Given exercise
Output the lines that follow exactly as they are.

Data records:
--

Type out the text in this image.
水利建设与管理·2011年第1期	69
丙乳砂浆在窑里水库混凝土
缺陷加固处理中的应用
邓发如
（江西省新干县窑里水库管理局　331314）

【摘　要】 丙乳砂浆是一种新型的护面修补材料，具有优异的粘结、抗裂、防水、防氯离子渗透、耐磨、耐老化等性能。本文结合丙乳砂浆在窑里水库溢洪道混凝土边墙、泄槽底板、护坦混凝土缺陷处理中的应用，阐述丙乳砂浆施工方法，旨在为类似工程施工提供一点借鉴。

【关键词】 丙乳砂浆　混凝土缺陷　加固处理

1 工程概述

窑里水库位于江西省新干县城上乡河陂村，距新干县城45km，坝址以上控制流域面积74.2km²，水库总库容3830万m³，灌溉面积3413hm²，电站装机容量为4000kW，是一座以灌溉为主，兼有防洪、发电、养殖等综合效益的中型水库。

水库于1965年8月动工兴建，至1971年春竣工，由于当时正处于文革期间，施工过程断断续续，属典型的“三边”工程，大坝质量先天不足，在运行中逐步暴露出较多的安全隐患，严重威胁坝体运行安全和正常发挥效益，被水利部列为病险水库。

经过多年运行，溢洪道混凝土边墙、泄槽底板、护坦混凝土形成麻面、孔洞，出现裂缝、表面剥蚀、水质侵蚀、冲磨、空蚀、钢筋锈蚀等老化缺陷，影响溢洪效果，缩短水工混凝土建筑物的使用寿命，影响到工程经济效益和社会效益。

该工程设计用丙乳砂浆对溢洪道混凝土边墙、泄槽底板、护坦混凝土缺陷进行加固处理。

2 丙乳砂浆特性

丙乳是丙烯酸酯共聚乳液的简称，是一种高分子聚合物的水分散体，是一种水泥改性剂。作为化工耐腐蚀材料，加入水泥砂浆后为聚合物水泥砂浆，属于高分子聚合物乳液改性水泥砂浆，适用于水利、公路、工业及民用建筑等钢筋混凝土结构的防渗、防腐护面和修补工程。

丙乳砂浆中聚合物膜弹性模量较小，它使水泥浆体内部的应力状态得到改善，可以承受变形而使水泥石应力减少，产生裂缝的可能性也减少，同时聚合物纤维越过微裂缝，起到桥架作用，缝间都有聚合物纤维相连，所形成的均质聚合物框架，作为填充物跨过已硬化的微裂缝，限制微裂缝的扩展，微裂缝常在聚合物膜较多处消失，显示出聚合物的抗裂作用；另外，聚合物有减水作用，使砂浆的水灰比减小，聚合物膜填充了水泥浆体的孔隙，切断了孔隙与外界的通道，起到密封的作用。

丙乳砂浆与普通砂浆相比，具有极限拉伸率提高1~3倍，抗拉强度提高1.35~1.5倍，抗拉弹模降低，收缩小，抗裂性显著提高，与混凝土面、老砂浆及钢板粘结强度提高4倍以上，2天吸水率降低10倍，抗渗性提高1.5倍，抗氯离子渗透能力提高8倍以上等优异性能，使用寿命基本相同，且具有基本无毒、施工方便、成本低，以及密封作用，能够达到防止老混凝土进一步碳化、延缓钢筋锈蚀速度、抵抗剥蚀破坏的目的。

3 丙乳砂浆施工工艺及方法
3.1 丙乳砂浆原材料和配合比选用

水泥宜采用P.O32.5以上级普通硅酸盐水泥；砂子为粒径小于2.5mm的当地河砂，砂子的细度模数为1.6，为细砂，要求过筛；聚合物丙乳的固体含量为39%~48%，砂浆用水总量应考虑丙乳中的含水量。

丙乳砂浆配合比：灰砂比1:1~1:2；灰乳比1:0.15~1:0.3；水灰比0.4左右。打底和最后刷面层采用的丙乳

--

Expected answer
Type out the text in this image.
水利建设与管理·2011年第1期	69
丙乳砂浆在窑里水库混凝土
缺陷加固处理中的应用
邓发如
（江西省新干县窑里水库管理局　331314）

【摘　要】 丙乳砂浆是一种新型的护面修补材料，具有优异的粘结、抗裂、防水、防氯离子渗透、耐磨、耐老化等性能。本文结合丙乳砂浆在窑里水库溢洪道混凝土边墙、泄槽底板、护坦混凝土缺陷处理中的应用，阐述丙乳砂浆施工方法，旨在为类似工程施工提供一点借鉴。

【关键词】 丙乳砂浆　混凝土缺陷　加固处理

1 工程概述

窑里水库位于江西省新干县城上乡河陂村，距新干县城45km，坝址以上控制流域面积74.2km²，水库总库容3830万m³，灌溉面积3413hm²，电站装机容量为4000kW，是一座以灌溉为主，兼有防洪、发电、养殖等综合效益的中型水库。

水库于1965年8月动工兴建，至1971年春竣工，由于当时正处于文革期间，施工过程断断续续，属典型的“三边”工程，大坝质量先天不足，在运行中逐步暴露出较多的安全隐患，严重威胁坝体运行安全和正常发挥效益，被水利部列为病险水库。

经过多年运行，溢洪道混凝土边墙、泄槽底板、护坦混凝土形成麻面、孔洞，出现裂缝、表面剥蚀、水质侵蚀、冲磨、空蚀、钢筋锈蚀等老化缺陷，影响溢洪效果，缩短水工混凝土建筑物的使用寿命，影响到工程经济效益和社会效益。

该工程设计用丙乳砂浆对溢洪道混凝土边墙、泄槽底板、护坦混凝土缺陷进行加固处理。

2 丙乳砂浆特性

丙乳是丙烯酸酯共聚乳液的简称，是一种高分子聚合物的水分散体，是一种水泥改性剂。作为化工耐腐蚀材料，加入水泥砂浆后为聚合物水泥砂浆，属于高分子聚合物乳液改性水泥砂浆，适用于水利、公路、工业及民用建筑等钢筋混凝土结构的防渗、防腐护面和修补工程。

丙乳砂浆中聚合物膜弹性模量较小，它使水泥浆体内部的应力状态得到改善，可以承受变形而使水泥石应力减少，产生裂缝的可能性也减少，同时聚合物纤维越过微裂缝，起到桥架作用，缝间都有聚合物纤维相连，所形成的均质聚合物框架，作为填充物跨过已硬化的微裂缝，限制微裂缝的扩展，微裂缝常在聚合物膜较多处消失，显示出聚合物的抗裂作用；另外，聚合物有减水作用，使砂浆的水灰比减小，聚合物膜填充了水泥浆体的孔隙，切断了孔隙与外界的通道，起到密封的作用。

丙乳砂浆与普通砂浆相比，具有极限拉伸率提高1~3倍，抗拉强度提高1.35~1.5倍，抗拉弹模降低，收缩小，抗裂性显著提高，与混凝土面、老砂浆及钢板粘结强度提高4倍以上，2天吸水率降低10倍，抗渗性提高1.5倍，抗氯离子渗透能力提高8倍以上等优异性能，使用寿命基本相同，且具有基本无毒、施工方便、成本低，以及密封作用，能够达到防止老混凝土进一步碳化、延缓钢筋锈蚀速度、抵抗剥蚀破坏的目的。

3 丙乳砂浆施工工艺及方法
3.1 丙乳砂浆原材料和配合比选用

水泥宜采用P.O32.5以上级普通硅酸盐水泥；砂子为粒径小于2.5mm的当地河砂，砂子的细度模数为1.6，为细砂，要求过筛；聚合物丙乳的固体含量为39%~48%，砂浆用水总量应考虑丙乳中的含水量。

丙乳砂浆配合比：灰砂比1:1~1:2；灰乳比1:0.15~1:0.3；水灰比0.4左右。打底和最后刷面层采用的丙乳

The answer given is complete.